##### DATA EXTRACT #####

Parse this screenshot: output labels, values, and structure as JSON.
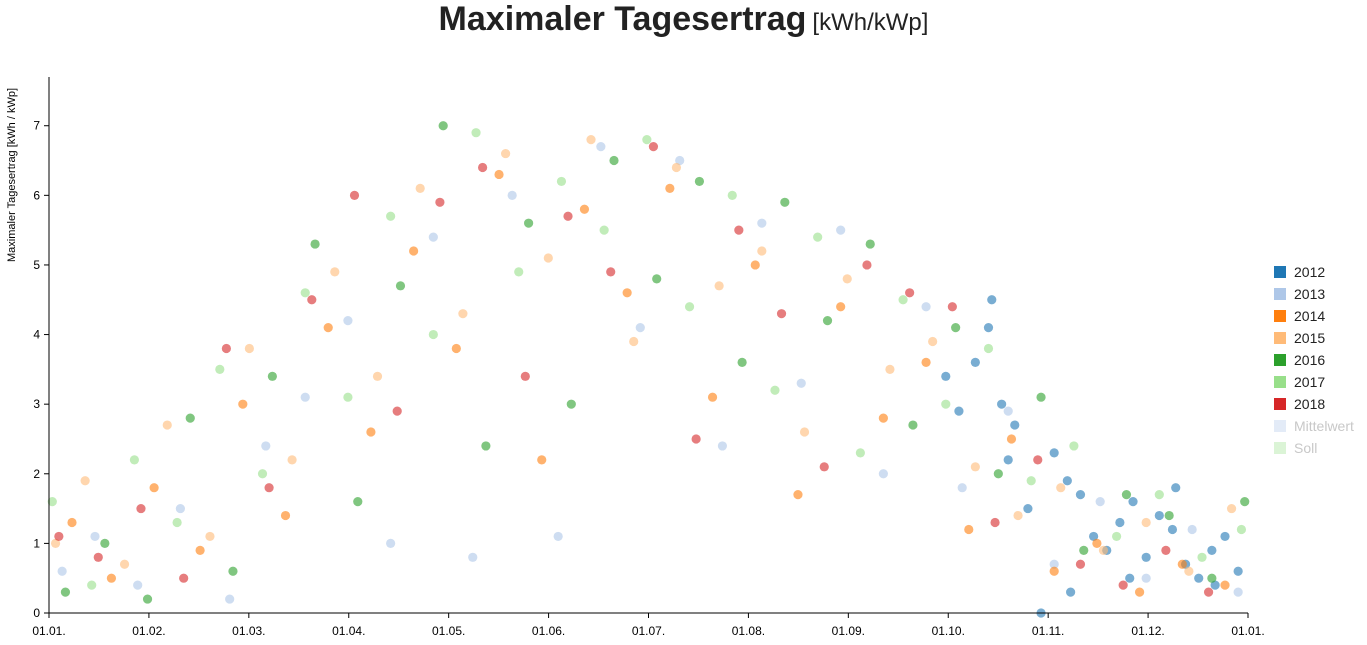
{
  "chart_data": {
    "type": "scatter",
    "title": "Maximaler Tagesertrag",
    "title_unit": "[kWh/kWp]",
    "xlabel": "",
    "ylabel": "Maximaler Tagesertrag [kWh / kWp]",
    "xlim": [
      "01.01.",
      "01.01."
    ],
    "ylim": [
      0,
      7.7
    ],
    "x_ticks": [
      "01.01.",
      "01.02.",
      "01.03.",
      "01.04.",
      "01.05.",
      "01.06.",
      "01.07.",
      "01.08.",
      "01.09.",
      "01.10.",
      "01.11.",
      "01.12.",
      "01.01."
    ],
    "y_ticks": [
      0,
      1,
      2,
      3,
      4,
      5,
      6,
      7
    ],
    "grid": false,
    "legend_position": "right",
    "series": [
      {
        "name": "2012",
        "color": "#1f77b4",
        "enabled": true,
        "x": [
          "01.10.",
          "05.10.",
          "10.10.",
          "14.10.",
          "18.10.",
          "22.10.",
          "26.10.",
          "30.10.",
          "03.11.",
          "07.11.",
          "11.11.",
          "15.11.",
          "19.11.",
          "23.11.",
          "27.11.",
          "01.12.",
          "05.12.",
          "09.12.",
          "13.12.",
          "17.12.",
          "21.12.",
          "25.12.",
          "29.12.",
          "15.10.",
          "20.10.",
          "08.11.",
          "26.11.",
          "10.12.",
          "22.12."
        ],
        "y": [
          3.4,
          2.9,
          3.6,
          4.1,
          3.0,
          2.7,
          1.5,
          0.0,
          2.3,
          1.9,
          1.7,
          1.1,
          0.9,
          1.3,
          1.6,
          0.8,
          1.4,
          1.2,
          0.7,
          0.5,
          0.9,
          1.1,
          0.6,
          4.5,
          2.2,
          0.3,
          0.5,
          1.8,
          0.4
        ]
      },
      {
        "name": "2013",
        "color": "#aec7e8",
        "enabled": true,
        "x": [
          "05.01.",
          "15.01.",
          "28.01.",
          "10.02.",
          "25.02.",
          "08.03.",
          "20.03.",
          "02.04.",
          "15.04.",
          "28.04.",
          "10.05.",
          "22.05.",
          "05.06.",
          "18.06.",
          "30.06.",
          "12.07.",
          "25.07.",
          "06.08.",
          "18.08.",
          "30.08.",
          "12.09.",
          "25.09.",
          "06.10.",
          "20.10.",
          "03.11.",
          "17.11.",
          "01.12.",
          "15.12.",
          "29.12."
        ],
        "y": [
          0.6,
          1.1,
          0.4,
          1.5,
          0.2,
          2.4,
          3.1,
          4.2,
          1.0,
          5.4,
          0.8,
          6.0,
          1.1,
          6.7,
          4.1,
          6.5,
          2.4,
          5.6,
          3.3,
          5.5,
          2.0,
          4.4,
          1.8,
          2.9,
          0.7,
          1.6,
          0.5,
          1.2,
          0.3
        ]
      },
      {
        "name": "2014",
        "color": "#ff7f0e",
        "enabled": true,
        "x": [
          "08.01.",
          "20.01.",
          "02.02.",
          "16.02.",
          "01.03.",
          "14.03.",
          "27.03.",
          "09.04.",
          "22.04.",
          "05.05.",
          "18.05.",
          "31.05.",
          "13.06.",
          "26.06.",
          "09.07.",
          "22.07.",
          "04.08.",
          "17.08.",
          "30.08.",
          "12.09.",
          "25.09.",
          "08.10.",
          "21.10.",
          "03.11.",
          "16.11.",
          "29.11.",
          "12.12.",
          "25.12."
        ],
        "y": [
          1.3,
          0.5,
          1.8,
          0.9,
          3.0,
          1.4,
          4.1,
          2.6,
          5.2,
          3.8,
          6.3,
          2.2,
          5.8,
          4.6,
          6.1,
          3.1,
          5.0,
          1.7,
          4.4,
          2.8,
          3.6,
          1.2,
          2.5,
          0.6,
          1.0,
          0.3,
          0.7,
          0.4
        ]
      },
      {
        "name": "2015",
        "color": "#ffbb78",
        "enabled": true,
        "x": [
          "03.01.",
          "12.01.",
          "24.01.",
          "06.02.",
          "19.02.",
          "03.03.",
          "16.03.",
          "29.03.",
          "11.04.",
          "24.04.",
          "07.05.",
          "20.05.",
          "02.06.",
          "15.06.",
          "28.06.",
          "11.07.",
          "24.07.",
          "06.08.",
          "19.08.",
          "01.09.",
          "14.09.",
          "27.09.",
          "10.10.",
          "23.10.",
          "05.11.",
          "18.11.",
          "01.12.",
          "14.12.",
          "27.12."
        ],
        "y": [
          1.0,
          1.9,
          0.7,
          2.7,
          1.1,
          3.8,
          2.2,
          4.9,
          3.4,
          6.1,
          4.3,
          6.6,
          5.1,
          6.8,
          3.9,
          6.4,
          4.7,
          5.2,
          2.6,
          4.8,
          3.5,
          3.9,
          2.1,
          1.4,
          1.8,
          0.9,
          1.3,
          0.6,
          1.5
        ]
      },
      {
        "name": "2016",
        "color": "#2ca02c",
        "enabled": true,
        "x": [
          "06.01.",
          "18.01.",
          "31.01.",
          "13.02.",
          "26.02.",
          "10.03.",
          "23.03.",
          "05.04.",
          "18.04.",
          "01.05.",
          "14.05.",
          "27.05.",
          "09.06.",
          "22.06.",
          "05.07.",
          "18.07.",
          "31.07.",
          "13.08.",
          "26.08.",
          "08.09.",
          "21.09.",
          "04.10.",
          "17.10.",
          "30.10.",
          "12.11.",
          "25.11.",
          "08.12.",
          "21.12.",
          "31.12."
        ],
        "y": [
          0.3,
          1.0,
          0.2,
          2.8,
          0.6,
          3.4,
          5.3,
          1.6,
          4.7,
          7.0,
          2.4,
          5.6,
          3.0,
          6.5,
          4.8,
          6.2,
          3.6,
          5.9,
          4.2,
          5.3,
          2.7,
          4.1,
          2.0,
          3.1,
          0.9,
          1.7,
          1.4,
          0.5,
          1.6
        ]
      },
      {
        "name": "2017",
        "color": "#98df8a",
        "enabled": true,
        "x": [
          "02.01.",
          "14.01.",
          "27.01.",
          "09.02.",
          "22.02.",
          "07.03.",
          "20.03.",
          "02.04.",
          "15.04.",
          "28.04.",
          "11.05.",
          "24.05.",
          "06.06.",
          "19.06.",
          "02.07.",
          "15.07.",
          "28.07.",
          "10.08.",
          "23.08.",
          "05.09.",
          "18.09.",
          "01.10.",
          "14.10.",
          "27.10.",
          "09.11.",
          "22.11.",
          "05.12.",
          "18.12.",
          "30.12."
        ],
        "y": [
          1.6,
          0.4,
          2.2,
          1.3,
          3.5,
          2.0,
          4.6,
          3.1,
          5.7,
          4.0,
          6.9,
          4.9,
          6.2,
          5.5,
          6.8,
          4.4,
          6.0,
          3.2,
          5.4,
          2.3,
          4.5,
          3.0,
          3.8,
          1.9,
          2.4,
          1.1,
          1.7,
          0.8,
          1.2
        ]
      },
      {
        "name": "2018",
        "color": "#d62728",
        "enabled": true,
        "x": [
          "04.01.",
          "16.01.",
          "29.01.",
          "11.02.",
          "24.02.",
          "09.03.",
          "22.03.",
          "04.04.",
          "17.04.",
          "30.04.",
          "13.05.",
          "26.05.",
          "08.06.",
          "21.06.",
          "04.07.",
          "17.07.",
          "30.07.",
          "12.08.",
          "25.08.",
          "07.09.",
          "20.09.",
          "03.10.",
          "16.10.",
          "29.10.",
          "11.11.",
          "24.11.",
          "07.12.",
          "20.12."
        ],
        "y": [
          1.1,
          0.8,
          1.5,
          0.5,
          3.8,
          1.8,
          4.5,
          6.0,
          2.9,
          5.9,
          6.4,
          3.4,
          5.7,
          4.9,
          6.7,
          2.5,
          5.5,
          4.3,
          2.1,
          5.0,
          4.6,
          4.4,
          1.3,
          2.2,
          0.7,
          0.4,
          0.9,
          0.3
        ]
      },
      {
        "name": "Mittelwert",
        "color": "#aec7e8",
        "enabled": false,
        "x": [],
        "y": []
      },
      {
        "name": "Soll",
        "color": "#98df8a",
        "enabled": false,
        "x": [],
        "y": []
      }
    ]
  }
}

#####

TASK GOAL: Write out every line of the entries that holds the word "color".

SOLUTION TO THE PROBLEM:
        "color": "#1f77b4",
        "color": "#aec7e8",
        "color": "#ff7f0e",
        "color": "#ffbb78",
        "color": "#2ca02c",
        "color": "#98df8a",
        "color": "#d62728",
        "color": "#aec7e8",
        "color": "#98df8a",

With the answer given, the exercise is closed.